• [Set exercise]
Answer with one number: how many lines hold "shopping".

• [Records provided]
************
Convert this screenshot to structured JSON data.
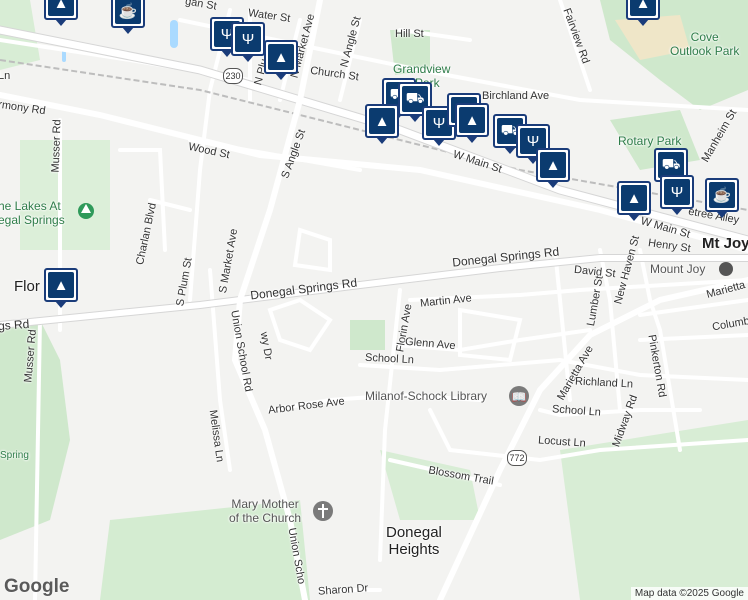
{
  "streets": {
    "water_st": "Water St",
    "gan_st": "gan St",
    "hill_st": "Hill St",
    "fairview_rd": "Fairview Rd",
    "church_st": "Church St",
    "n_angle_st": "N Angle St",
    "n_market_ave": "N Market Ave",
    "n_plum": "N Plu",
    "harmony_rd": "rmony Rd",
    "birchland_ave": "Birchland Ave",
    "manheim_st": "Manheim St",
    "wood_st": "Wood St",
    "w_main_st": "W Main St",
    "w_main_st_2": "W Main St",
    "s_angle_st": "S Angle St",
    "musser_rd_n": "Musser Rd",
    "charlan_blvd": "Charlan Blvd",
    "s_market_ave": "S Market Ave",
    "s_plum_st": "S Plum St",
    "henry_st": "Henry St",
    "donegal_springs_rd": "Donegal Springs Rd",
    "donegal_springs_rd_2": "Donegal Springs Rd",
    "springs_rd": "gs Rd",
    "david_st": "David St",
    "lumber_st": "Lumber St",
    "new_haven_st": "New Haven St",
    "marietta": "Marietta",
    "columbia": "Columbi",
    "martin_ave": "Martin Ave",
    "florin_ave": "Florin Ave",
    "union_school_rd": "Union School Rd",
    "wy_dr": "wy Dr",
    "pinkerton_rd": "Pinkerton Rd",
    "glenn_ave": "Glenn Ave",
    "school_ln": "School Ln",
    "marietta_ave": "Marietta Ave",
    "richland_ln": "Richland Ln",
    "musser_rd_s": "Musser Rd",
    "arbor_rose_ave": "Arbor Rose Ave",
    "school_ln_2": "School Ln",
    "midway_rd": "Midway Rd",
    "melissa_ln": "Melissa Ln",
    "locust_ln": "Locust Ln",
    "blossom_trail": "Blossom Trail",
    "union_sch": "Union Scho",
    "sharon_dr": "Sharon Dr",
    "ln": "Ln",
    "e_alley": "etree Alley"
  },
  "places": {
    "cove_outlook_park": "Cove\nOutlook Park",
    "grandview": "Grandview",
    "park": "Park",
    "rotary_park": "Rotary Park",
    "lakes_at_donegal": "he Lakes At\negal Springs",
    "mt_joy": "Mt Joy",
    "mount_joy": "Mount Joy",
    "flor": "Flor",
    "library": "Milanof-Schock Library",
    "church": "Mary Mother\nof the Church",
    "donegal_heights": "Donegal\nHeights",
    "spring": "Spring"
  },
  "route_shields": {
    "r230": "230",
    "r772": "772"
  },
  "markers": [
    {
      "icon": "coffee-icon",
      "glyph": "☕"
    },
    {
      "icon": "restaurant-icon",
      "glyph": "🍴"
    },
    {
      "icon": "shopping-bag-icon",
      "glyph": "👜"
    },
    {
      "icon": "shopping-cart-icon",
      "glyph": "🛒"
    }
  ],
  "branding": {
    "logo": "Google",
    "credit": "Map data ©2025 Google"
  }
}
************
• [Finished task]
2